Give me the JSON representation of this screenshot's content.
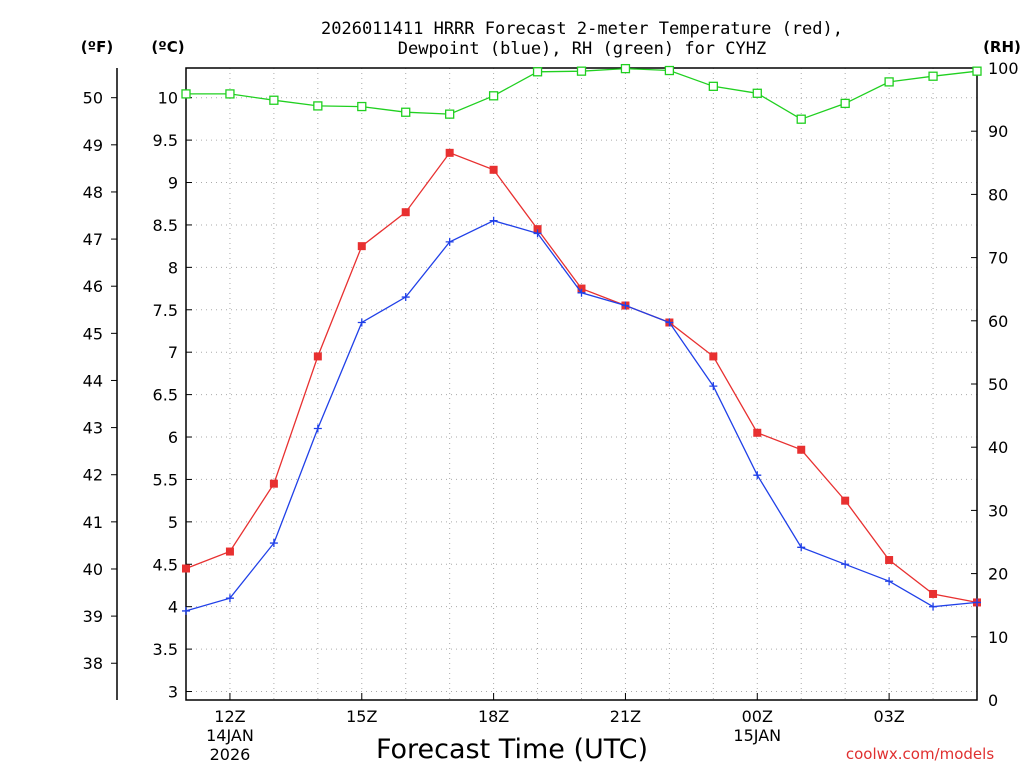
{
  "chart_data": {
    "type": "line",
    "title_line1": "2026011411 HRRR Forecast 2-meter Temperature (red),",
    "title_line2": "Dewpoint (blue), RH (green) for CYHZ",
    "xlabel": "Forecast Time (UTC)",
    "credit": "coolwx.com/models",
    "units": {
      "fahrenheit": "(ºF)",
      "celsius": "(ºC)",
      "rh": "(RH)"
    },
    "x_hours": [
      11,
      12,
      13,
      14,
      15,
      16,
      17,
      18,
      19,
      20,
      21,
      22,
      23,
      24,
      25,
      26,
      27,
      28,
      29
    ],
    "xlim": [
      11,
      29
    ],
    "x_ticks": [
      {
        "hour": 12,
        "label": "12Z",
        "date": "14JAN",
        "year": "2026"
      },
      {
        "hour": 15,
        "label": "15Z",
        "date": "",
        "year": ""
      },
      {
        "hour": 18,
        "label": "18Z",
        "date": "",
        "year": ""
      },
      {
        "hour": 21,
        "label": "21Z",
        "date": "",
        "year": ""
      },
      {
        "hour": 24,
        "label": "00Z",
        "date": "15JAN",
        "year": ""
      },
      {
        "hour": 27,
        "label": "03Z",
        "date": "",
        "year": ""
      }
    ],
    "celsius_lim": [
      2.9,
      10.35
    ],
    "celsius_ticks": [
      "3",
      "3.5",
      "4",
      "4.5",
      "5",
      "5.5",
      "6",
      "6.5",
      "7",
      "7.5",
      "8",
      "8.5",
      "9",
      "9.5",
      "10"
    ],
    "fahrenheit_ticks": [
      "38",
      "39",
      "40",
      "41",
      "42",
      "43",
      "44",
      "45",
      "46",
      "47",
      "48",
      "49",
      "50"
    ],
    "rh_lim": [
      0,
      100
    ],
    "rh_ticks": [
      "0",
      "10",
      "20",
      "30",
      "40",
      "50",
      "60",
      "70",
      "80",
      "90",
      "100"
    ],
    "series": [
      {
        "name": "Temperature",
        "color": "#e83030",
        "marker": "filled-square",
        "values": [
          4.45,
          4.65,
          5.45,
          6.95,
          8.25,
          8.65,
          9.35,
          9.15,
          8.45,
          7.75,
          7.55,
          7.35,
          6.95,
          6.05,
          5.85,
          5.25,
          4.55,
          4.15,
          4.05
        ]
      },
      {
        "name": "Dewpoint",
        "color": "#2040e8",
        "marker": "plus",
        "values": [
          3.95,
          4.1,
          4.75,
          6.1,
          7.35,
          7.65,
          8.3,
          8.55,
          8.4,
          7.7,
          7.55,
          7.35,
          6.6,
          5.55,
          4.7,
          4.5,
          4.3,
          4.0,
          4.05
        ]
      },
      {
        "name": "RH",
        "color": "#20d020",
        "marker": "open-square",
        "axis": "rh",
        "values": [
          95.9,
          95.9,
          94.9,
          94.0,
          93.9,
          93.0,
          92.7,
          95.6,
          99.4,
          99.5,
          99.9,
          99.6,
          97.1,
          96.0,
          91.9,
          94.4,
          97.8,
          98.7,
          99.5
        ]
      }
    ]
  }
}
----------
• Work to be completed
Search the listing above for the string "Temperature". Copy every line that contains it.

• Result for this exercise
    "title_line1": "2026011411 HRRR Forecast 2-meter Temperature (red),",
        "name": "Temperature",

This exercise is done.